▶ **WHAT IS ASKED**
Every record here should be printed again exactly.

::: GIVEN RECORDS :::

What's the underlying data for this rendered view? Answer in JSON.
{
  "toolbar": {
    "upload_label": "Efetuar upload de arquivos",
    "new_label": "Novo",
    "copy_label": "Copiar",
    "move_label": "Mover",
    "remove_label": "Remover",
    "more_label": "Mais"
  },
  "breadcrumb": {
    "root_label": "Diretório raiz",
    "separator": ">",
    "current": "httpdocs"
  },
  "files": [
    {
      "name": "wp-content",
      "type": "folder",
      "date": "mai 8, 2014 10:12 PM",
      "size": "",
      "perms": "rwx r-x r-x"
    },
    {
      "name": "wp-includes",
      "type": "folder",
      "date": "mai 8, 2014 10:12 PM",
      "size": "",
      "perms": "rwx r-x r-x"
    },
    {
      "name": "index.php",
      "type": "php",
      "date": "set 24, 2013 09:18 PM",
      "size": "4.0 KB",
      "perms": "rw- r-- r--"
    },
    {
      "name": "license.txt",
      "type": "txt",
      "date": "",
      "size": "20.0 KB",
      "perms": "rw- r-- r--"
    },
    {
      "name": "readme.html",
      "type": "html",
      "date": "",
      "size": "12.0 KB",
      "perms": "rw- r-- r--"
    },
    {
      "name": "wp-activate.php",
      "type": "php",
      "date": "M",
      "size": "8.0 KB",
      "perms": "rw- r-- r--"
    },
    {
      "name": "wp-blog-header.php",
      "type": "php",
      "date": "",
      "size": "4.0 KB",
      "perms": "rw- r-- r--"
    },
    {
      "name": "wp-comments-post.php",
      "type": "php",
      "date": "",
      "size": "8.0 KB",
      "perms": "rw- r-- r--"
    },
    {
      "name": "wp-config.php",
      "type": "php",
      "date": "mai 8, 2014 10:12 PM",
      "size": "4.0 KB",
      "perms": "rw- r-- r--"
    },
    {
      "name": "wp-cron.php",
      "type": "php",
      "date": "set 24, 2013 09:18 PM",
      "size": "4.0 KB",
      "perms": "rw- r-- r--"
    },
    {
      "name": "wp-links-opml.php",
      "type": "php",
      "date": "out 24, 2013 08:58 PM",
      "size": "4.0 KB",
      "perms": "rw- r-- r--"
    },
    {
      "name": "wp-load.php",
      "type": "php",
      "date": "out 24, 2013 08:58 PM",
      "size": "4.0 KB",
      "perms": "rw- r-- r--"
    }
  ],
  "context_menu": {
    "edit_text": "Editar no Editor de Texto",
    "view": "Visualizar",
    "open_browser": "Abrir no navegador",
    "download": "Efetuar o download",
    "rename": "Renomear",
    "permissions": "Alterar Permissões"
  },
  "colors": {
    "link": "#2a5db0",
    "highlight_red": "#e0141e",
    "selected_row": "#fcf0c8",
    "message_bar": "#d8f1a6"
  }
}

:::

▶ **RESULT FOR THIS TASK**
What's the underlying data for this rendered view? Answer in JSON.
{
  "toolbar": {
    "upload_label": "Efetuar upload de arquivos",
    "new_label": "Novo",
    "copy_label": "Copiar",
    "move_label": "Mover",
    "remove_label": "Remover",
    "more_label": "Mais"
  },
  "breadcrumb": {
    "root_label": "Diretório raiz",
    "separator": ">",
    "current": "httpdocs"
  },
  "files": [
    {
      "name": "wp-content",
      "type": "folder",
      "date": "mai 8, 2014 10:12 PM",
      "size": "",
      "perms": "rwx r-x r-x"
    },
    {
      "name": "wp-includes",
      "type": "folder",
      "date": "mai 8, 2014 10:12 PM",
      "size": "",
      "perms": "rwx r-x r-x"
    },
    {
      "name": "index.php",
      "type": "php",
      "date": "set 24, 2013 09:18 PM",
      "size": "4.0 KB",
      "perms": "rw- r-- r--"
    },
    {
      "name": "license.txt",
      "type": "txt",
      "date": "",
      "size": "20.0 KB",
      "perms": "rw- r-- r--"
    },
    {
      "name": "readme.html",
      "type": "html",
      "date": "",
      "size": "12.0 KB",
      "perms": "rw- r-- r--"
    },
    {
      "name": "wp-activate.php",
      "type": "php",
      "date": "M",
      "size": "8.0 KB",
      "perms": "rw- r-- r--"
    },
    {
      "name": "wp-blog-header.php",
      "type": "php",
      "date": "",
      "size": "4.0 KB",
      "perms": "rw- r-- r--"
    },
    {
      "name": "wp-comments-post.php",
      "type": "php",
      "date": "",
      "size": "8.0 KB",
      "perms": "rw- r-- r--"
    },
    {
      "name": "wp-config.php",
      "type": "php",
      "date": "mai 8, 2014 10:12 PM",
      "size": "4.0 KB",
      "perms": "rw- r-- r--"
    },
    {
      "name": "wp-cron.php",
      "type": "php",
      "date": "set 24, 2013 09:18 PM",
      "size": "4.0 KB",
      "perms": "rw- r-- r--"
    },
    {
      "name": "wp-links-opml.php",
      "type": "php",
      "date": "out 24, 2013 08:58 PM",
      "size": "4.0 KB",
      "perms": "rw- r-- r--"
    },
    {
      "name": "wp-load.php",
      "type": "php",
      "date": "out 24, 2013 08:58 PM",
      "size": "4.0 KB",
      "perms": "rw- r-- r--"
    }
  ],
  "context_menu": {
    "edit_text": "Editar no Editor de Texto",
    "view": "Visualizar",
    "open_browser": "Abrir no navegador",
    "download": "Efetuar o download",
    "rename": "Renomear",
    "permissions": "Alterar Permissões"
  },
  "colors": {
    "link": "#2a5db0",
    "highlight_red": "#e0141e",
    "selected_row": "#fcf0c8",
    "message_bar": "#d8f1a6"
  }
}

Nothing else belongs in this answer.